* BEGIN Data provided *

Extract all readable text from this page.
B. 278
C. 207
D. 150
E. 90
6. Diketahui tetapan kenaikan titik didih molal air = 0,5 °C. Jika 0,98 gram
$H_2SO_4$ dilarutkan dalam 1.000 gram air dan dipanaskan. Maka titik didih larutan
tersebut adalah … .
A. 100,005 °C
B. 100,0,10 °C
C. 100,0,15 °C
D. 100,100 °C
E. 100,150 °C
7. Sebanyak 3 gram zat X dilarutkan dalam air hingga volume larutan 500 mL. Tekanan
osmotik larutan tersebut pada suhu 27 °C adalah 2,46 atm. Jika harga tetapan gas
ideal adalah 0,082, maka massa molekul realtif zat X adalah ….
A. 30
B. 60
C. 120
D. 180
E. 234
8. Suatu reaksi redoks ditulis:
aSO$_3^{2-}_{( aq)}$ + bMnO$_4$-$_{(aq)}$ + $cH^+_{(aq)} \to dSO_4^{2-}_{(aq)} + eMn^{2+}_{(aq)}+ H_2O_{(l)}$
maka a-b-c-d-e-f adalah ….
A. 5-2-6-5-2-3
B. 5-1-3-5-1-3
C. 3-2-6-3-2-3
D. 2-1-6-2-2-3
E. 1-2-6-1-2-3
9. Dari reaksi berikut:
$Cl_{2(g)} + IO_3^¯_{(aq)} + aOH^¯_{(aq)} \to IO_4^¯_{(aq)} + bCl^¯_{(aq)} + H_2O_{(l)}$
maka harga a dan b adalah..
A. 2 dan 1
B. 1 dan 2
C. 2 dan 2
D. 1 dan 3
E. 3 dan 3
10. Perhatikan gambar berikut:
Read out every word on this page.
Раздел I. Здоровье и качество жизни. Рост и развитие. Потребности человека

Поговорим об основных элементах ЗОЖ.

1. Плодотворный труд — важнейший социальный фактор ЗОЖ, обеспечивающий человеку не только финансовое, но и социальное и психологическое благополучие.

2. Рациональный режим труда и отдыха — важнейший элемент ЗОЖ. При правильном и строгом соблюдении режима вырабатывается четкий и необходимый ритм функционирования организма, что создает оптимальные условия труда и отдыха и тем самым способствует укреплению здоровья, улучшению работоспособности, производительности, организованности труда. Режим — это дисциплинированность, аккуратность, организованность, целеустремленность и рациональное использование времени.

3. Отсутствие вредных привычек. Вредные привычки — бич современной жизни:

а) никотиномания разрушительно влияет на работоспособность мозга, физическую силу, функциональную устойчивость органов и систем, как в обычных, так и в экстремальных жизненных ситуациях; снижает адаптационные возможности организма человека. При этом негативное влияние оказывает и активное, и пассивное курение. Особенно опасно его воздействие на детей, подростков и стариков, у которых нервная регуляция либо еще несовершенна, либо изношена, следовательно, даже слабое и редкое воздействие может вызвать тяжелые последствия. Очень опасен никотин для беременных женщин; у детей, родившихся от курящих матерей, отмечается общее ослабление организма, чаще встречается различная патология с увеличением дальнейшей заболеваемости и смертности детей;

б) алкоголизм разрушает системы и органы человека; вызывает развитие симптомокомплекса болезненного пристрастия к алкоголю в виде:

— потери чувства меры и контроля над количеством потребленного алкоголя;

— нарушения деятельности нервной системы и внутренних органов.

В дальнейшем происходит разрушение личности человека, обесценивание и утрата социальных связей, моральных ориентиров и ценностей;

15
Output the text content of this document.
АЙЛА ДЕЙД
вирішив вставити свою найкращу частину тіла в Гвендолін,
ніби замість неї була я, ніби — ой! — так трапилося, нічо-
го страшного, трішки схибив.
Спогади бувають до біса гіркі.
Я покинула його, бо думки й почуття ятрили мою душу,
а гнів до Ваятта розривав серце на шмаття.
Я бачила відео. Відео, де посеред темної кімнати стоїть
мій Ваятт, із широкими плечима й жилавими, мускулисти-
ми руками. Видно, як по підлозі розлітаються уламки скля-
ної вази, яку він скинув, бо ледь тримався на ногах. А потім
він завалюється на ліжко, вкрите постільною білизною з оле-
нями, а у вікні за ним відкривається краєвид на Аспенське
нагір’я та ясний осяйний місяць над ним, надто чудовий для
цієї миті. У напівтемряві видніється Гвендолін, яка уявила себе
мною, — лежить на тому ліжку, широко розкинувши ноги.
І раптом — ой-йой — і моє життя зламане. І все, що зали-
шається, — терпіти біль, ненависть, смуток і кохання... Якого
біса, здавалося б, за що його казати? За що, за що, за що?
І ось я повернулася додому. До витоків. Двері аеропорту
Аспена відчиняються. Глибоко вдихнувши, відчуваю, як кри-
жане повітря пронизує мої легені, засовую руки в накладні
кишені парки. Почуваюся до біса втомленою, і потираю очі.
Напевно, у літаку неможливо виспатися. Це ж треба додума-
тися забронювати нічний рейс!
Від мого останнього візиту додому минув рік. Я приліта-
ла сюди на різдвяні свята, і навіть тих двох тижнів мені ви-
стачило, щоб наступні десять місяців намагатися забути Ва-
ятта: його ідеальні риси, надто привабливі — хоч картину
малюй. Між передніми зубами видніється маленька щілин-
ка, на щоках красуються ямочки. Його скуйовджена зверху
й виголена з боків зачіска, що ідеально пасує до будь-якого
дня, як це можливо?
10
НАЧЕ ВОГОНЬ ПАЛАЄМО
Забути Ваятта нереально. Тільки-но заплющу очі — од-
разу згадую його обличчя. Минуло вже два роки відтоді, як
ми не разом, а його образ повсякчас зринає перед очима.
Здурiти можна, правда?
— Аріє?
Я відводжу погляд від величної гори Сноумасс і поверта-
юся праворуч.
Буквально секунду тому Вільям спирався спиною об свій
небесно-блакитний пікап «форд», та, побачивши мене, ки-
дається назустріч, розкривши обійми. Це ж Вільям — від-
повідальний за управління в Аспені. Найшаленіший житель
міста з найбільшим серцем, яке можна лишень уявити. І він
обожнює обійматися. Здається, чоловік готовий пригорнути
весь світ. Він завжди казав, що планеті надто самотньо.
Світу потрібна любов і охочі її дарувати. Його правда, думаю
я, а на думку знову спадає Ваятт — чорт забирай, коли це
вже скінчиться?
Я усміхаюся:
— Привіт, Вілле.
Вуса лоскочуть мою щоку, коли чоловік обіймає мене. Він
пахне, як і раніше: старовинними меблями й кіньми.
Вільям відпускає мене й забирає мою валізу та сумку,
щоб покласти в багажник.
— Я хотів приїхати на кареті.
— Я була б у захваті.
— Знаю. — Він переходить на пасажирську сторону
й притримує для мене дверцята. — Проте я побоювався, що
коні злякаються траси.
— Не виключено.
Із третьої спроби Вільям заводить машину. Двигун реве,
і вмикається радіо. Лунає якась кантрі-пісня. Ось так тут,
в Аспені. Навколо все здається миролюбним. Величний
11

* END Data provided *

* _Directions_
In this exercise, repeat all entries exactly.

* _Response_
Extract all readable text from this page.
B. 278
C. 207
D. 150
E. 90
6. Diketahui tetapan kenaikan titik didih molal air = 0,5 °C. Jika 0,98 gram
$H_2SO_4$ dilarutkan dalam 1.000 gram air dan dipanaskan. Maka titik didih larutan
tersebut adalah … .
A. 100,005 °C
B. 100,0,10 °C
C. 100,0,15 °C
D. 100,100 °C
E. 100,150 °C
7. Sebanyak 3 gram zat X dilarutkan dalam air hingga volume larutan 500 mL. Tekanan
osmotik larutan tersebut pada suhu 27 °C adalah 2,46 atm. Jika harga tetapan gas
ideal adalah 0,082, maka massa molekul realtif zat X adalah ….
A. 30
B. 60
C. 120
D. 180
E. 234
8. Suatu reaksi redoks ditulis:
aSO$_3^{2-}_{( aq)}$ + bMnO$_4$-$_{(aq)}$ + $cH^+_{(aq)} \to dSO_4^{2-}_{(aq)} + eMn^{2+}_{(aq)}+ H_2O_{(l)}$
maka a-b-c-d-e-f adalah ….
A. 5-2-6-5-2-3
B. 5-1-3-5-1-3
C. 3-2-6-3-2-3
D. 2-1-6-2-2-3
E. 1-2-6-1-2-3
9. Dari reaksi berikut:
$Cl_{2(g)} + IO_3^¯_{(aq)} + aOH^¯_{(aq)} \to IO_4^¯_{(aq)} + bCl^¯_{(aq)} + H_2O_{(l)}$
maka harga a dan b adalah..
A. 2 dan 1
B. 1 dan 2
C. 2 dan 2
D. 1 dan 3
E. 3 dan 3
10. Perhatikan gambar berikut:
Read out every word on this page.
Раздел I. Здоровье и качество жизни. Рост и развитие. Потребности человека

Поговорим об основных элементах ЗОЖ.

1. Плодотворный труд — важнейший социальный фактор ЗОЖ, обеспечивающий человеку не только финансовое, но и социальное и психологическое благополучие.

2. Рациональный режим труда и отдыха — важнейший элемент ЗОЖ. При правильном и строгом соблюдении режима вырабатывается четкий и необходимый ритм функционирования организма, что создает оптимальные условия труда и отдыха и тем самым способствует укреплению здоровья, улучшению работоспособности, производительности, организованности труда. Режим — это дисциплинированность, аккуратность, организованность, целеустремленность и рациональное использование времени.

3. Отсутствие вредных привычек. Вредные привычки — бич современной жизни:

а) никотиномания разрушительно влияет на работоспособность мозга, физическую силу, функциональную устойчивость органов и систем, как в обычных, так и в экстремальных жизненных ситуациях; снижает адаптационные возможности организма человека. При этом негативное влияние оказывает и активное, и пассивное курение. Особенно опасно его воздействие на детей, подростков и стариков, у которых нервная регуляция либо еще несовершенна, либо изношена, следовательно, даже слабое и редкое воздействие может вызвать тяжелые последствия. Очень опасен никотин для беременных женщин; у детей, родившихся от курящих матерей, отмечается общее ослабление организма, чаще встречается различная патология с увеличением дальнейшей заболеваемости и смертности детей;

б) алкоголизм разрушает системы и органы человека; вызывает развитие симптомокомплекса болезненного пристрастия к алкоголю в виде:

— потери чувства меры и контроля над количеством потребленного алкоголя;

— нарушения деятельности нервной системы и внутренних органов.

В дальнейшем происходит разрушение личности человека, обесценивание и утрата социальных связей, моральных ориентиров и ценностей;

15
Output the text content of this document.
АЙЛА ДЕЙД
вирішив вставити свою найкращу частину тіла в Гвендолін,
ніби замість неї була я, ніби — ой! — так трапилося, нічо-
го страшного, трішки схибив.
Спогади бувають до біса гіркі.
Я покинула його, бо думки й почуття ятрили мою душу,
а гнів до Ваятта розривав серце на шмаття.
Я бачила відео. Відео, де посеред темної кімнати стоїть
мій Ваятт, із широкими плечима й жилавими, мускулисти-
ми руками. Видно, як по підлозі розлітаються уламки скля-
ної вази, яку він скинув, бо ледь тримався на ногах. А потім
він завалюється на ліжко, вкрите постільною білизною з оле-
нями, а у вікні за ним відкривається краєвид на Аспенське
нагір’я та ясний осяйний місяць над ним, надто чудовий для
цієї миті. У напівтемряві видніється Гвендолін, яка уявила себе
мною, — лежить на тому ліжку, широко розкинувши ноги.
І раптом — ой-йой — і моє життя зламане. І все, що зали-
шається, — терпіти біль, ненависть, смуток і кохання... Якого
біса, здавалося б, за що його казати? За що, за що, за що?
І ось я повернулася додому. До витоків. Двері аеропорту
Аспена відчиняються. Глибоко вдихнувши, відчуваю, як кри-
жане повітря пронизує мої легені, засовую руки в накладні
кишені парки. Почуваюся до біса втомленою, і потираю очі.
Напевно, у літаку неможливо виспатися. Це ж треба додума-
тися забронювати нічний рейс!
Від мого останнього візиту додому минув рік. Я приліта-
ла сюди на різдвяні свята, і навіть тих двох тижнів мені ви-
стачило, щоб наступні десять місяців намагатися забути Ва-
ятта: його ідеальні риси, надто привабливі — хоч картину
малюй. Між передніми зубами видніється маленька щілин-
ка, на щоках красуються ямочки. Його скуйовджена зверху
й виголена з боків зачіска, що ідеально пасує до будь-якого
дня, як це можливо?
10
НАЧЕ ВОГОНЬ ПАЛАЄМО
Забути Ваятта нереально. Тільки-но заплющу очі — од-
разу згадую його обличчя. Минуло вже два роки відтоді, як
ми не разом, а його образ повсякчас зринає перед очима.
Здурiти можна, правда?
— Аріє?
Я відводжу погляд від величної гори Сноумасс і поверта-
юся праворуч.
Буквально секунду тому Вільям спирався спиною об свій
небесно-блакитний пікап «форд», та, побачивши мене, ки-
дається назустріч, розкривши обійми. Це ж Вільям — від-
повідальний за управління в Аспені. Найшаленіший житель
міста з найбільшим серцем, яке можна лишень уявити. І він
обожнює обійматися. Здається, чоловік готовий пригорнути
весь світ. Він завжди казав, що планеті надто самотньо.
Світу потрібна любов і охочі її дарувати. Його правда, думаю
я, а на думку знову спадає Ваятт — чорт забирай, коли це
вже скінчиться?
Я усміхаюся:
— Привіт, Вілле.
Вуса лоскочуть мою щоку, коли чоловік обіймає мене. Він
пахне, як і раніше: старовинними меблями й кіньми.
Вільям відпускає мене й забирає мою валізу та сумку,
щоб покласти в багажник.
— Я хотів приїхати на кареті.
— Я була б у захваті.
— Знаю. — Він переходить на пасажирську сторону
й притримує для мене дверцята. — Проте я побоювався, що
коні злякаються траси.
— Не виключено.
Із третьої спроби Вільям заводить машину. Двигун реве,
і вмикається радіо. Лунає якась кантрі-пісня. Ось так тут,
в Аспені. Навколо все здається миролюбним. Величний
11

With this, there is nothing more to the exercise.